#### DIRECTIONS
Bring together all lines of the material below that contain the string "arterial".

::::::::::

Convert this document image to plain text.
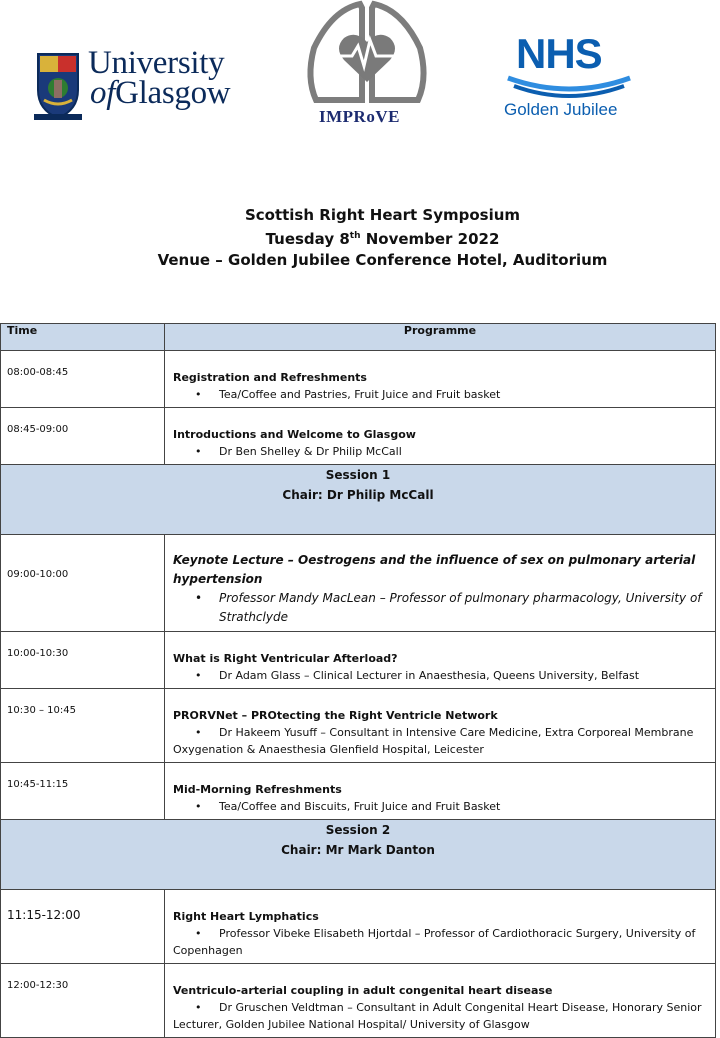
University
ofGlasgow
IMPRoVE
NHS
Golden Jubilee
Scottish Right Heart Symposium
Tuesday 8th November 2022
Venue – Golden Jubilee Conference Hotel, Auditorium
Time	Programme
08:00-08:45	Registration and Refreshments
• Tea/Coffee and Pastries, Fruit Juice and Fruit basket

08:45-09:00	Introductions and Welcome to Glasgow
• Dr Ben Shelley & Dr Philip McCall

Session 1
Chair: Dr Philip McCall	

09:00-10:00	Keynote Lecture – Oestrogens and the influence of sex on pulmonary arterial hypertension
• Professor Mandy MacLean – Professor of pulmonary pharmacology, University of Strathclyde

10:00-10:30	What is Right Ventricular Afterload?
• Dr Adam Glass – Clinical Lecturer in Anaesthesia, Queens University, Belfast

10:30 – 10:45	PRORVNet – PROtecting the Right Ventricle Network
• Dr Hakeem Yusuff – Consultant in Intensive Care Medicine, Extra Corporeal Membrane Oxygenation & Anaesthesia Glenfield Hospital, Leicester

10:45-11:15	Mid-Morning Refreshments
• Tea/Coffee and Biscuits, Fruit Juice and Fruit Basket

Session 2
Chair: Mr Mark Danton	

11:15-12:00	Right Heart Lymphatics
• Professor Vibeke Elisabeth Hjortdal – Professor of Cardiothoracic Surgery, University of Copenhagen

12:00-12:30	Ventriculo-arterial coupling in adult congenital heart disease
• Dr Gruschen Veldtman – Consultant in Adult Congenital Heart Disease, Honorary Senior Lecturer, Golden Jubilee National Hospital/ University of Glasgow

::::::::::

#### ANSWER IN FULL
09:00-10:00	Keynote Lecture – Oestrogens and the influence of sex on pulmonary arterial hypertension
12:00-12:30	Ventriculo-arterial coupling in adult congenital heart disease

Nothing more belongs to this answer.